Each record that follows must be given again without alteration.

[Opening Exercise data section]

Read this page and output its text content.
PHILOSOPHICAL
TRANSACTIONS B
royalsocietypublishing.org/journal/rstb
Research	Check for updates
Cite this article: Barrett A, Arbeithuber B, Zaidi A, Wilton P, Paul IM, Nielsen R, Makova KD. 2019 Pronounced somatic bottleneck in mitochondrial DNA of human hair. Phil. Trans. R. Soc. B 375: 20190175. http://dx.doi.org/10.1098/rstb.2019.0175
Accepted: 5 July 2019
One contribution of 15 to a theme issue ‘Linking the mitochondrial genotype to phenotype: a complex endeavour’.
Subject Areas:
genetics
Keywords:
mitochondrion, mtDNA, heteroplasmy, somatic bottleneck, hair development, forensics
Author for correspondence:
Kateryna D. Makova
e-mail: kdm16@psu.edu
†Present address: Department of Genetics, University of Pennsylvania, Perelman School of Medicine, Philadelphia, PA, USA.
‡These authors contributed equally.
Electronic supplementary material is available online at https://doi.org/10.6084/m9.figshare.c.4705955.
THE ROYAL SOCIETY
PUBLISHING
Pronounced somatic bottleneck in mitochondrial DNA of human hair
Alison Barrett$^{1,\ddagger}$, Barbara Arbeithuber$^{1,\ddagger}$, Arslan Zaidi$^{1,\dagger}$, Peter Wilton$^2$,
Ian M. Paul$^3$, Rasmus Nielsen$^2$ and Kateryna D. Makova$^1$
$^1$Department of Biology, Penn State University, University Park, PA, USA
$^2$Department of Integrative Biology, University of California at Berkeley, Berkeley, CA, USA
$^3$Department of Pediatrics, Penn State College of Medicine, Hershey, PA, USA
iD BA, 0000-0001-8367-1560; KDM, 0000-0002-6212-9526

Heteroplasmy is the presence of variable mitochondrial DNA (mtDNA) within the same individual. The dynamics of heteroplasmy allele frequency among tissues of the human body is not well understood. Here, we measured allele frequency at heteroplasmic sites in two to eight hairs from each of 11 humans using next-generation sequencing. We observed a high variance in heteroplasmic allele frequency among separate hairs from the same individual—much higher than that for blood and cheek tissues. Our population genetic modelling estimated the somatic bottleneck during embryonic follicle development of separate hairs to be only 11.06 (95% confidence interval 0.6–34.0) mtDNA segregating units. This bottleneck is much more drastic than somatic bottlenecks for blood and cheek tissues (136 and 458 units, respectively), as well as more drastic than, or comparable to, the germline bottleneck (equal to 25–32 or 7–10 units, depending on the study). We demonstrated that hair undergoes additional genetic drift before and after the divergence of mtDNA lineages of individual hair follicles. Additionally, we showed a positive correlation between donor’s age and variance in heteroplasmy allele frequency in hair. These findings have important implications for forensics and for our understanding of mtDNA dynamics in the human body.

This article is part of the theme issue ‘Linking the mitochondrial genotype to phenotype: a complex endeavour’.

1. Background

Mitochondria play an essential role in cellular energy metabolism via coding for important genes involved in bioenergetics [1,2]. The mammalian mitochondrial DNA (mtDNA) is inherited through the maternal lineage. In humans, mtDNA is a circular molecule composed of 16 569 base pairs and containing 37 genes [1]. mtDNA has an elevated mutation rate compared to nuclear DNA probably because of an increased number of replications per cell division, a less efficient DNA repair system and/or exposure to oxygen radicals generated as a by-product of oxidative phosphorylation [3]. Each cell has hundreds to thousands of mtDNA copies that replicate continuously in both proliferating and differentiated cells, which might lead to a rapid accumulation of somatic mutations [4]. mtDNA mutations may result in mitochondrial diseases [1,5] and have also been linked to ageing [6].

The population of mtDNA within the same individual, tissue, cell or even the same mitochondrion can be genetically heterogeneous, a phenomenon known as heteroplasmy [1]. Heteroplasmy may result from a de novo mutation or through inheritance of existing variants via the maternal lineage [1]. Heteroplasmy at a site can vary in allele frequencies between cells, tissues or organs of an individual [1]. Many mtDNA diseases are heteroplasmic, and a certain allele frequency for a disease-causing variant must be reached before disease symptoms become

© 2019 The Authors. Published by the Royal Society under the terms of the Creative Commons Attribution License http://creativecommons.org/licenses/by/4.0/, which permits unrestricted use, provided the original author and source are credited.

[Closing Exercise data section]

_Response_:
Read this page and output its text content.
PHILOSOPHICAL
TRANSACTIONS B
royalsocietypublishing.org/journal/rstb
Research	Check for updates
Cite this article: Barrett A, Arbeithuber B, Zaidi A, Wilton P, Paul IM, Nielsen R, Makova KD. 2019 Pronounced somatic bottleneck in mitochondrial DNA of human hair. Phil. Trans. R. Soc. B 375: 20190175. http://dx.doi.org/10.1098/rstb.2019.0175
Accepted: 5 July 2019
One contribution of 15 to a theme issue ‘Linking the mitochondrial genotype to phenotype: a complex endeavour’.
Subject Areas:
genetics
Keywords:
mitochondrion, mtDNA, heteroplasmy, somatic bottleneck, hair development, forensics
Author for correspondence:
Kateryna D. Makova
e-mail: kdm16@psu.edu
†Present address: Department of Genetics, University of Pennsylvania, Perelman School of Medicine, Philadelphia, PA, USA.
‡These authors contributed equally.
Electronic supplementary material is available online at https://doi.org/10.6084/m9.figshare.c.4705955.
THE ROYAL SOCIETY
PUBLISHING
Pronounced somatic bottleneck in mitochondrial DNA of human hair
Alison Barrett$^{1,\ddagger}$, Barbara Arbeithuber$^{1,\ddagger}$, Arslan Zaidi$^{1,\dagger}$, Peter Wilton$^2$,
Ian M. Paul$^3$, Rasmus Nielsen$^2$ and Kateryna D. Makova$^1$
$^1$Department of Biology, Penn State University, University Park, PA, USA
$^2$Department of Integrative Biology, University of California at Berkeley, Berkeley, CA, USA
$^3$Department of Pediatrics, Penn State College of Medicine, Hershey, PA, USA
iD BA, 0000-0001-8367-1560; KDM, 0000-0002-6212-9526

Heteroplasmy is the presence of variable mitochondrial DNA (mtDNA) within the same individual. The dynamics of heteroplasmy allele frequency among tissues of the human body is not well understood. Here, we measured allele frequency at heteroplasmic sites in two to eight hairs from each of 11 humans using next-generation sequencing. We observed a high variance in heteroplasmic allele frequency among separate hairs from the same individual—much higher than that for blood and cheek tissues. Our population genetic modelling estimated the somatic bottleneck during embryonic follicle development of separate hairs to be only 11.06 (95% confidence interval 0.6–34.0) mtDNA segregating units. This bottleneck is much more drastic than somatic bottlenecks for blood and cheek tissues (136 and 458 units, respectively), as well as more drastic than, or comparable to, the germline bottleneck (equal to 25–32 or 7–10 units, depending on the study). We demonstrated that hair undergoes additional genetic drift before and after the divergence of mtDNA lineages of individual hair follicles. Additionally, we showed a positive correlation between donor’s age and variance in heteroplasmy allele frequency in hair. These findings have important implications for forensics and for our understanding of mtDNA dynamics in the human body.

This article is part of the theme issue ‘Linking the mitochondrial genotype to phenotype: a complex endeavour’.

1. Background

Mitochondria play an essential role in cellular energy metabolism via coding for important genes involved in bioenergetics [1,2]. The mammalian mitochondrial DNA (mtDNA) is inherited through the maternal lineage. In humans, mtDNA is a circular molecule composed of 16 569 base pairs and containing 37 genes [1]. mtDNA has an elevated mutation rate compared to nuclear DNA probably because of an increased number of replications per cell division, a less efficient DNA repair system and/or exposure to oxygen radicals generated as a by-product of oxidative phosphorylation [3]. Each cell has hundreds to thousands of mtDNA copies that replicate continuously in both proliferating and differentiated cells, which might lead to a rapid accumulation of somatic mutations [4]. mtDNA mutations may result in mitochondrial diseases [1,5] and have also been linked to ageing [6].

The population of mtDNA within the same individual, tissue, cell or even the same mitochondrion can be genetically heterogeneous, a phenomenon known as heteroplasmy [1]. Heteroplasmy may result from a de novo mutation or through inheritance of existing variants via the maternal lineage [1]. Heteroplasmy at a site can vary in allele frequencies between cells, tissues or organs of an individual [1]. Many mtDNA diseases are heteroplasmic, and a certain allele frequency for a disease-causing variant must be reached before disease symptoms become

© 2019 The Authors. Published by the Royal Society under the terms of the Creative Commons Attribution License http://creativecommons.org/licenses/by/4.0/, which permits unrestricted use, provided the original author and source are credited.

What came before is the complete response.